● Aim of the task
Keep every line where the word "this" appears; drop the rest.

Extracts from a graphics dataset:
● ● ●
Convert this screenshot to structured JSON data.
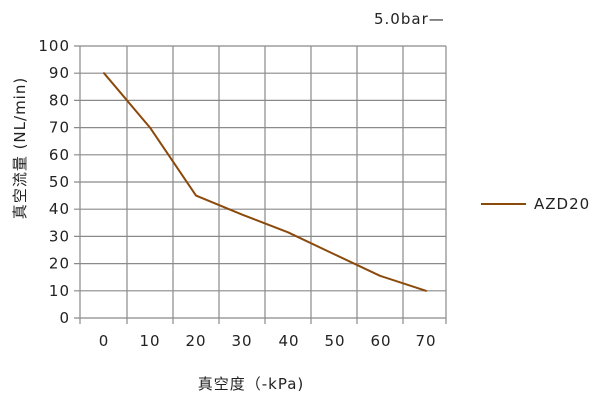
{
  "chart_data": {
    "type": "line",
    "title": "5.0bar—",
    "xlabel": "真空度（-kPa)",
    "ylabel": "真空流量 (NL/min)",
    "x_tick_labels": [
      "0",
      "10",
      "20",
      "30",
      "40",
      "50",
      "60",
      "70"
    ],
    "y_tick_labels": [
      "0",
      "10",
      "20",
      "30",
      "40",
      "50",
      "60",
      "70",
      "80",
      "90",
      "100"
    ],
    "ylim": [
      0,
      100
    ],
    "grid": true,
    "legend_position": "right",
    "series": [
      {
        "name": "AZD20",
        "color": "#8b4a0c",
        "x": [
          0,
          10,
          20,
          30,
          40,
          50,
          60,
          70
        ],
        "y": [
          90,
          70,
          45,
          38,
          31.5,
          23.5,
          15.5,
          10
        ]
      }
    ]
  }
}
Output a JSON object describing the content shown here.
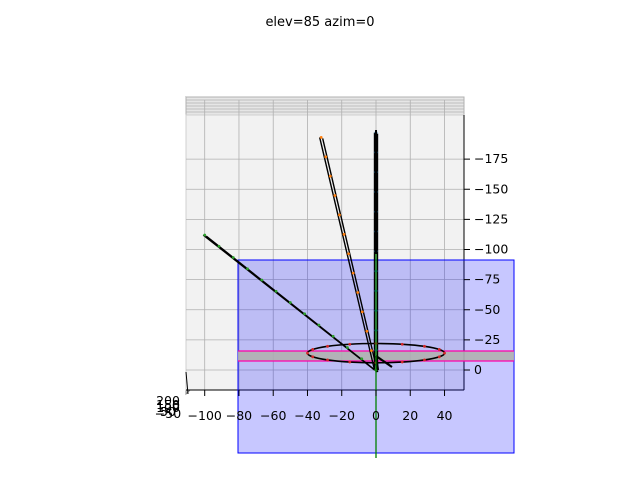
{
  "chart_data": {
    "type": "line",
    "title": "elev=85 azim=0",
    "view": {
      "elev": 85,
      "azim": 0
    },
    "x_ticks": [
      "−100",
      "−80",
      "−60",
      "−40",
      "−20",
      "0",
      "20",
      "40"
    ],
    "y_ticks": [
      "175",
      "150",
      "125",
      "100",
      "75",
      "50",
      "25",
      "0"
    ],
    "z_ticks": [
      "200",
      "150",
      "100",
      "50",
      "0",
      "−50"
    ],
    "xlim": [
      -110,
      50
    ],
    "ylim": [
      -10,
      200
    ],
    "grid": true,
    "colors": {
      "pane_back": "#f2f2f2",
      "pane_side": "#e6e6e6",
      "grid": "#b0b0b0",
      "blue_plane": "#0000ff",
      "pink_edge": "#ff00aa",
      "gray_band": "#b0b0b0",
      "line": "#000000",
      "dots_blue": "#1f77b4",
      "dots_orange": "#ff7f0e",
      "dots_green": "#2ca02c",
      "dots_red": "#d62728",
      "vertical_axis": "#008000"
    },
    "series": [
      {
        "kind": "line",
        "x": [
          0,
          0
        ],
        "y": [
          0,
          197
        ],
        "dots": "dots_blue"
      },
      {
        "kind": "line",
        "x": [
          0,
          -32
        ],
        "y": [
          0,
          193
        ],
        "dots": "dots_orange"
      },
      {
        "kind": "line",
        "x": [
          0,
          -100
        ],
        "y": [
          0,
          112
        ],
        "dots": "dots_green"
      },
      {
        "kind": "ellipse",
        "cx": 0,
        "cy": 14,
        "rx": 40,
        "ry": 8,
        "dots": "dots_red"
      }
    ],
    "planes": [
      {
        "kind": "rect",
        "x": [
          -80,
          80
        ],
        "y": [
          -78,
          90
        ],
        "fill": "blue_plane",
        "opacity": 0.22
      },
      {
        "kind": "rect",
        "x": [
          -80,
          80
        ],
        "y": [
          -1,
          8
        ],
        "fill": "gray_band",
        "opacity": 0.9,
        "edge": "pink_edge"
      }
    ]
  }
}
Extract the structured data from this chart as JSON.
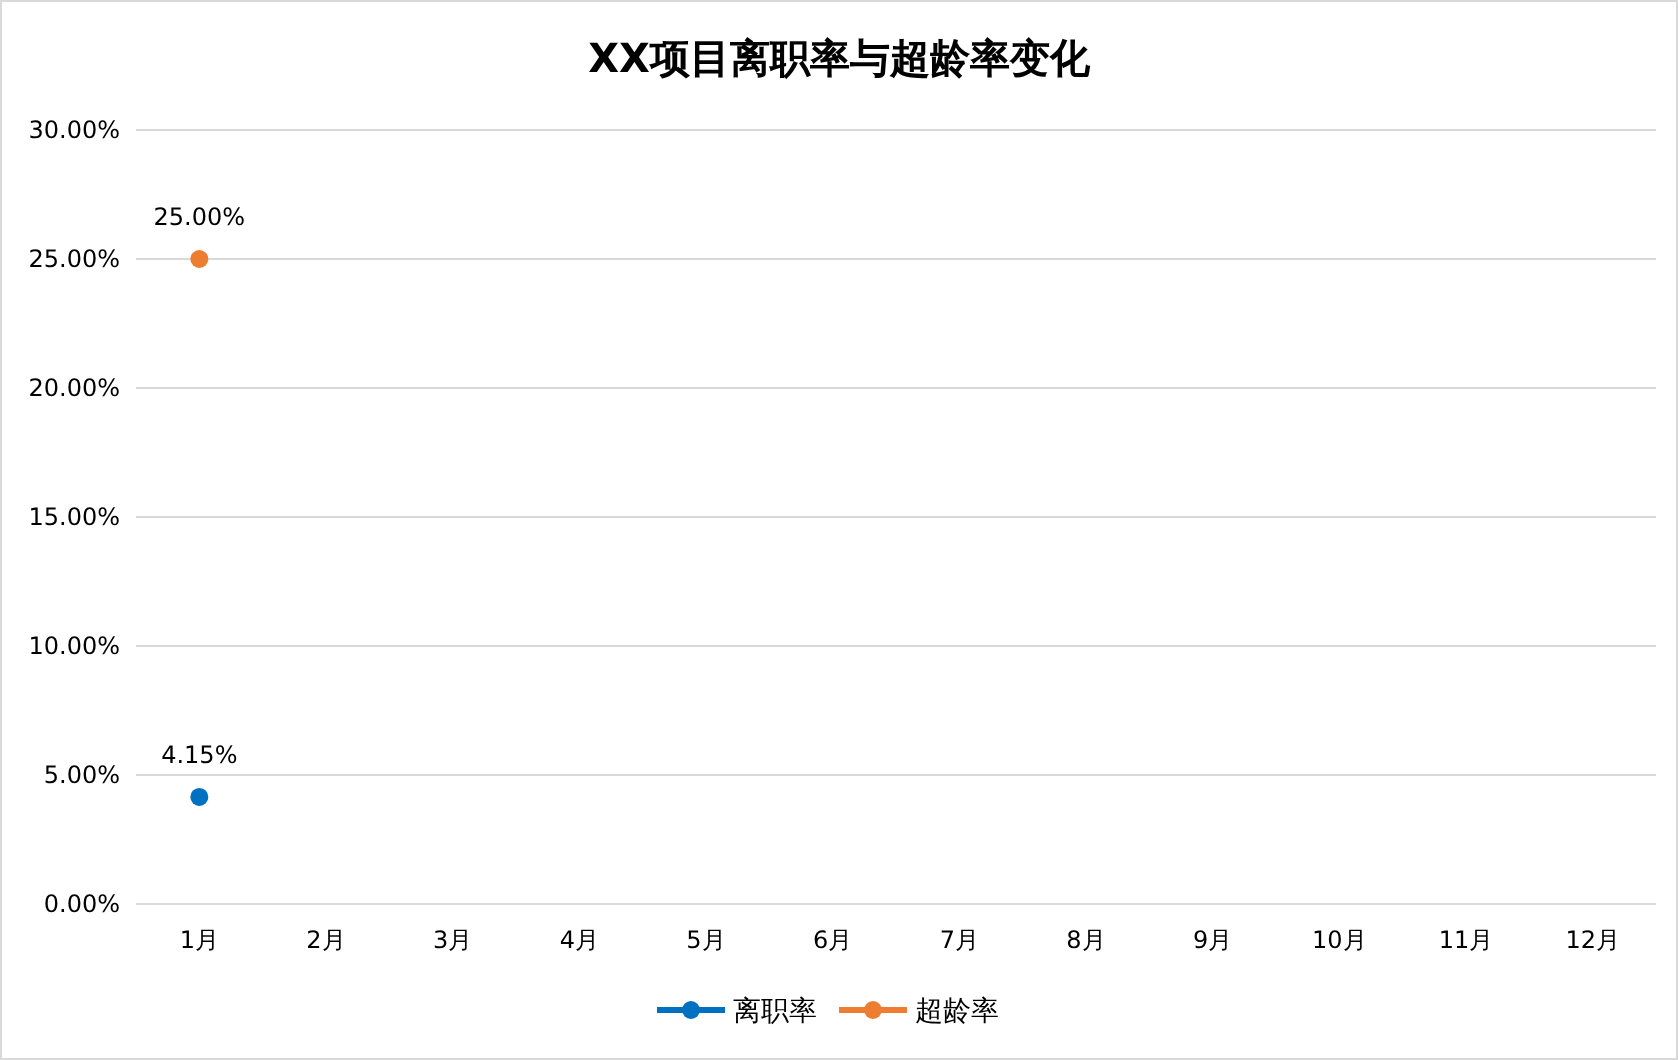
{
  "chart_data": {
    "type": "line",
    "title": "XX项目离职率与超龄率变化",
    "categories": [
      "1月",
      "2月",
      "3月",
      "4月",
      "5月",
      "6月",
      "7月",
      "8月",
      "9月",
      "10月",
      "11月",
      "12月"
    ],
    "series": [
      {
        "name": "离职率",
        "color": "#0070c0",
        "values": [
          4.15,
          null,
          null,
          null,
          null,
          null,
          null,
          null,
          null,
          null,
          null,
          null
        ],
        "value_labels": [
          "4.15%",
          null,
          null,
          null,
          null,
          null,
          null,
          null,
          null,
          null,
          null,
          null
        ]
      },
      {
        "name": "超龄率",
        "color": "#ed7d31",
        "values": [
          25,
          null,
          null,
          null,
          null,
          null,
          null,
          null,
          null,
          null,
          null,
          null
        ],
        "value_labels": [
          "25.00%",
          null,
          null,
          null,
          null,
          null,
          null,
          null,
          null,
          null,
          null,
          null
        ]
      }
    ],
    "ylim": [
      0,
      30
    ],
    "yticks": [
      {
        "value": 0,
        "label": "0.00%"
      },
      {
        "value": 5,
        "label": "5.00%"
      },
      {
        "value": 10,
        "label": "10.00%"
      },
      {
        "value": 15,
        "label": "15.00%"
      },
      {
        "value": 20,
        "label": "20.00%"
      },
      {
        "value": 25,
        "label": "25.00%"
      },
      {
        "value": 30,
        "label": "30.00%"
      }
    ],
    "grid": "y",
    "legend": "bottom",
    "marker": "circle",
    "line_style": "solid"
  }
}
● ● ●
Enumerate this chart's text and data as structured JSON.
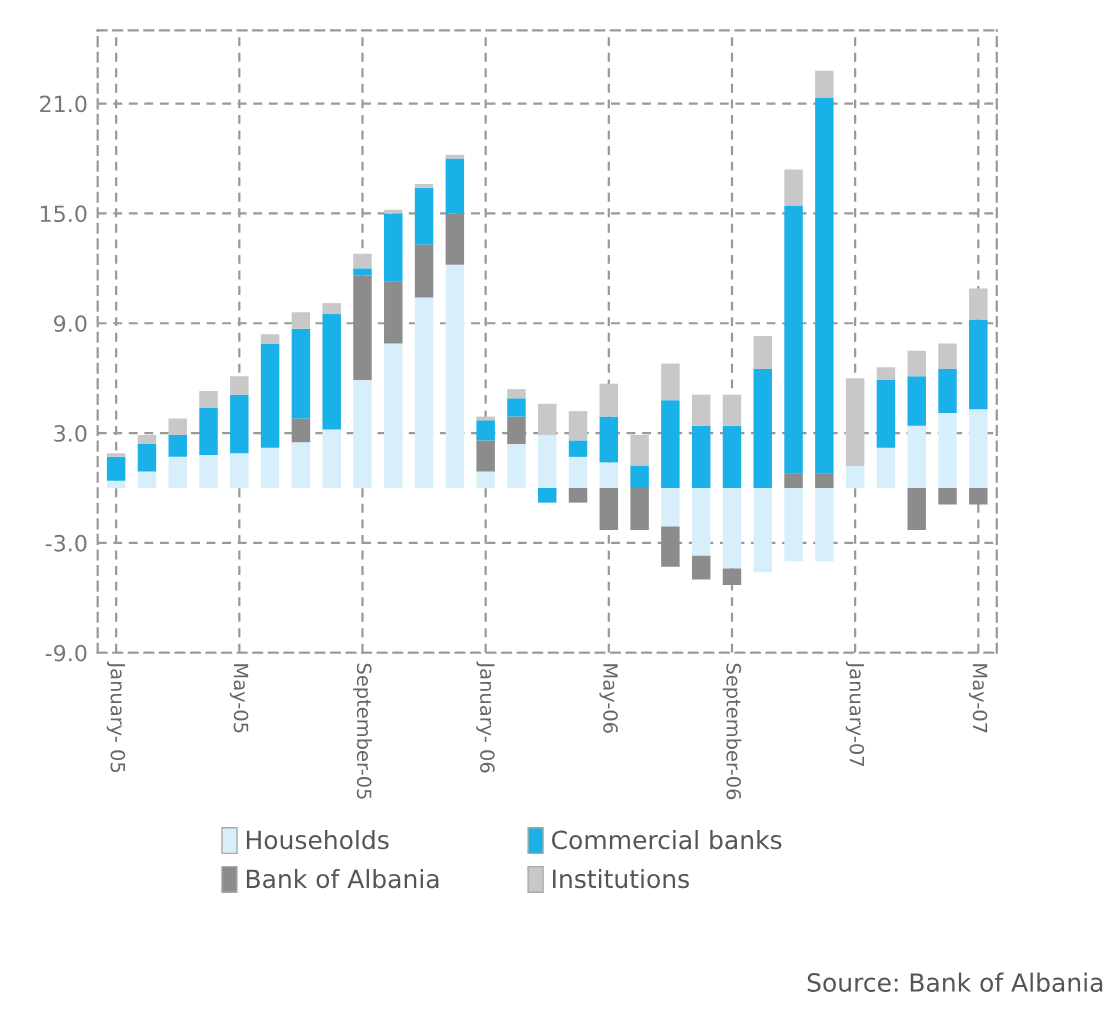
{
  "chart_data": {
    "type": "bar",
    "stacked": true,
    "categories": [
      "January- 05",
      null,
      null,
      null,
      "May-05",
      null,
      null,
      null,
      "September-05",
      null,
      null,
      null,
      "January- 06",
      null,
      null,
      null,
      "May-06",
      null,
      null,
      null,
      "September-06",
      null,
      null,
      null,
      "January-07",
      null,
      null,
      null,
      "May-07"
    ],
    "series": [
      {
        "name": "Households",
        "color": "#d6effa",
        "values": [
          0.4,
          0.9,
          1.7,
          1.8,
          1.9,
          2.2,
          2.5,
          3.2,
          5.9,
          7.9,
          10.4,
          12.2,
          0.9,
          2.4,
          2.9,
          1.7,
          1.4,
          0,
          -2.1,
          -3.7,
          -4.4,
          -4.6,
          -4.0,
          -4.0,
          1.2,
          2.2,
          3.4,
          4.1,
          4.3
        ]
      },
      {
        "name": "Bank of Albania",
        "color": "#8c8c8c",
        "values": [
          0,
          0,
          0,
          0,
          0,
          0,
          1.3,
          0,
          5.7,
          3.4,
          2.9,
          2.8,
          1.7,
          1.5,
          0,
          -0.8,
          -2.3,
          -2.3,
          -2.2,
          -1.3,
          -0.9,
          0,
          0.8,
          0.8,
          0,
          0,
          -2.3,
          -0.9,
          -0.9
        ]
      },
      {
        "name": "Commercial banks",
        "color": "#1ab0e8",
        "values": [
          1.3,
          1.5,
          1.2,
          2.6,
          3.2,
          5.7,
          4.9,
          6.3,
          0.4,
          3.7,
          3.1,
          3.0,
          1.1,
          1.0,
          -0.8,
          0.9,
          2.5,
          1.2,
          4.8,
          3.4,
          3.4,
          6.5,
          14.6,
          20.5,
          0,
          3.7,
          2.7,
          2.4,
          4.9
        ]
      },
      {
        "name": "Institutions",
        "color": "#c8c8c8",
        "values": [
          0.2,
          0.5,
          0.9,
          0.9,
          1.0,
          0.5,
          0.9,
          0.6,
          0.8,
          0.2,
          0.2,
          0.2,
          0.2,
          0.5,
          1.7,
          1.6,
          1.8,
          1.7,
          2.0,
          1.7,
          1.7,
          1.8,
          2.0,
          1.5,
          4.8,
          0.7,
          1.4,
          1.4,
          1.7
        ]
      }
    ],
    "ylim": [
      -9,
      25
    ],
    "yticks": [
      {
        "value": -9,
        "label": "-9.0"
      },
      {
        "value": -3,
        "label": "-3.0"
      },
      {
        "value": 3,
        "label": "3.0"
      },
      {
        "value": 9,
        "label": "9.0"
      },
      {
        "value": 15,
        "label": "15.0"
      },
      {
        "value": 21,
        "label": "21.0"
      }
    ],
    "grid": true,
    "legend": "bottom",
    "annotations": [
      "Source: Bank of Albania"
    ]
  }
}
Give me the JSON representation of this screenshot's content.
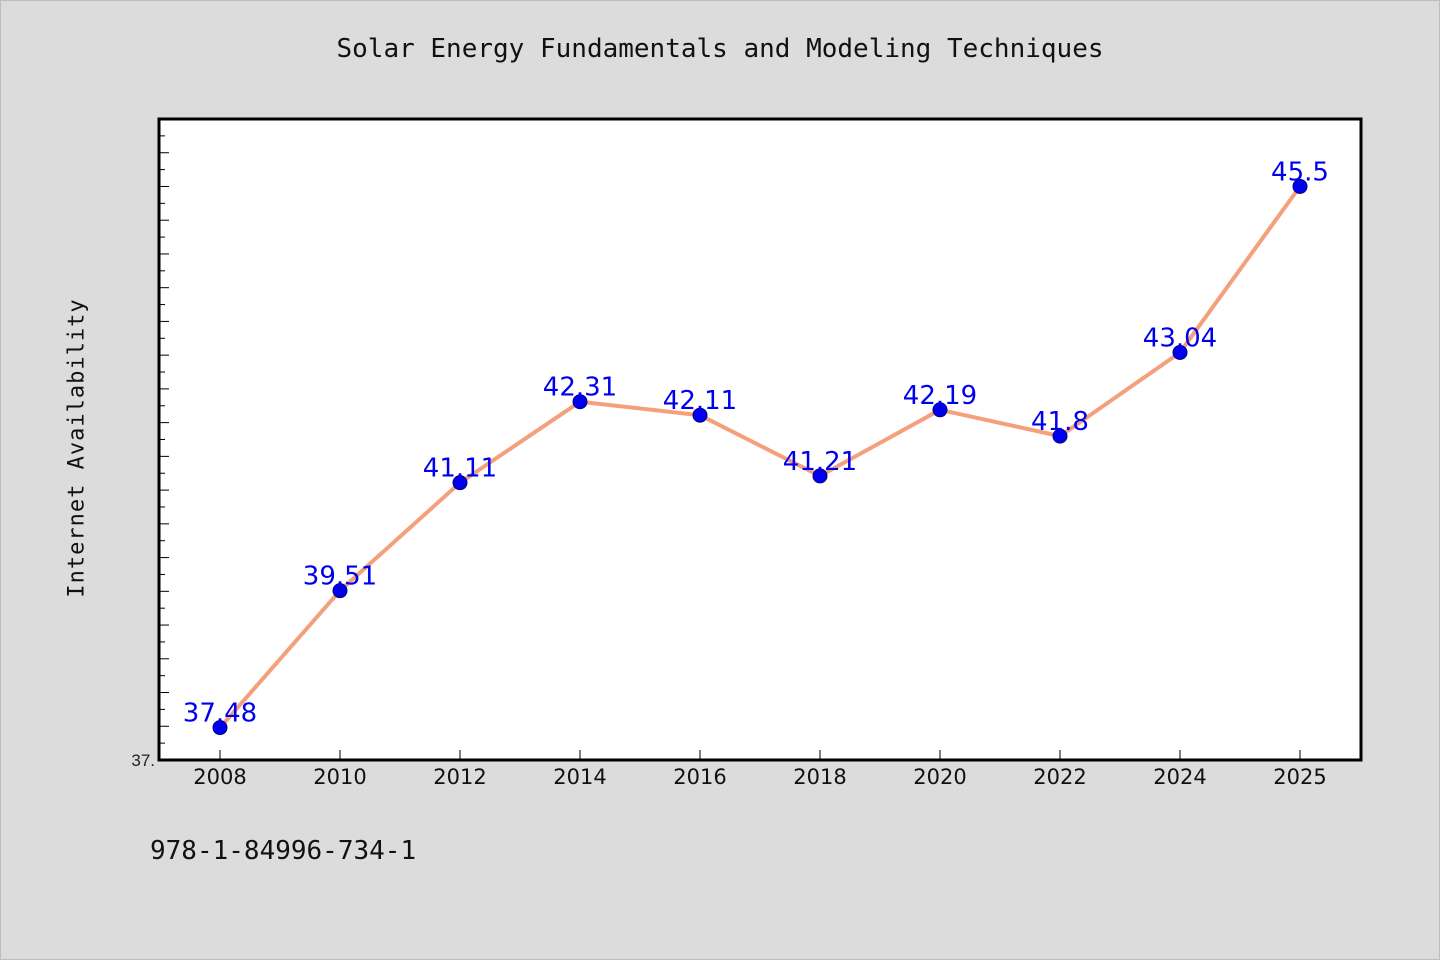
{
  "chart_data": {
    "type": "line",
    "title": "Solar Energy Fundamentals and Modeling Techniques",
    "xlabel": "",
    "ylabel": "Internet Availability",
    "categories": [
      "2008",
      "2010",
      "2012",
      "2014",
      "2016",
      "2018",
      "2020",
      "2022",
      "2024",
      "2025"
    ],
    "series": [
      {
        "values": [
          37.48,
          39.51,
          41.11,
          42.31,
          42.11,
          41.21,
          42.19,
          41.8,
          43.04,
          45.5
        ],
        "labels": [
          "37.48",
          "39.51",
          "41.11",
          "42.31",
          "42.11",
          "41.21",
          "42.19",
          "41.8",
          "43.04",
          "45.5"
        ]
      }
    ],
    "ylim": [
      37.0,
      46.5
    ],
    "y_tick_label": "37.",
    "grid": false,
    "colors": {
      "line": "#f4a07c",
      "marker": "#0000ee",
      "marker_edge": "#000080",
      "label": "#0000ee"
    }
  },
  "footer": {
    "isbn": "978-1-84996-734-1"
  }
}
● ● ●
● Correct result
Convert this screenshot to structured JSON data.
Extract the structured data from this chart as JSON.
Enumerate this chart's text and data as structured JSON.
Give me the JSON representation of this screenshot's content.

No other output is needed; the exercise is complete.